● Exercise details
Print the full listing exactly.

-- begin --

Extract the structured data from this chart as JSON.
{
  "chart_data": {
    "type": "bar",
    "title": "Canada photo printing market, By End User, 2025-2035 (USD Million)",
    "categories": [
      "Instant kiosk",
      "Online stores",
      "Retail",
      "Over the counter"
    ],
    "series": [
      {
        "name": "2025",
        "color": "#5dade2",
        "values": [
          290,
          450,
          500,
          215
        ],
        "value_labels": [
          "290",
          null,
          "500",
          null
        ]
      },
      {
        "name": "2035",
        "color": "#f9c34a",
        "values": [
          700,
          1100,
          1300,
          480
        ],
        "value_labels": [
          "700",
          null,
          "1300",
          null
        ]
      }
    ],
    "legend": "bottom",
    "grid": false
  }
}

-- end --

● Exercise result
Extract the structured data from this chart as JSON.
{
  "chart_data": {
    "type": "bar",
    "title": "Canada photo printing market, By End User, 2025-2035 (USD Million)",
    "categories": [
      "Instant kiosk",
      "Online stores",
      "Retail",
      "Over the counter"
    ],
    "series": [
      {
        "name": "2025",
        "color": "#5dade2",
        "values": [
          290,
          450,
          500,
          215
        ],
        "value_labels": [
          "290",
          null,
          "500",
          null
        ]
      },
      {
        "name": "2035",
        "color": "#f9c34a",
        "values": [
          700,
          1100,
          1300,
          480
        ],
        "value_labels": [
          "700",
          null,
          "1300",
          null
        ]
      }
    ],
    "legend": "bottom",
    "grid": false
  }
}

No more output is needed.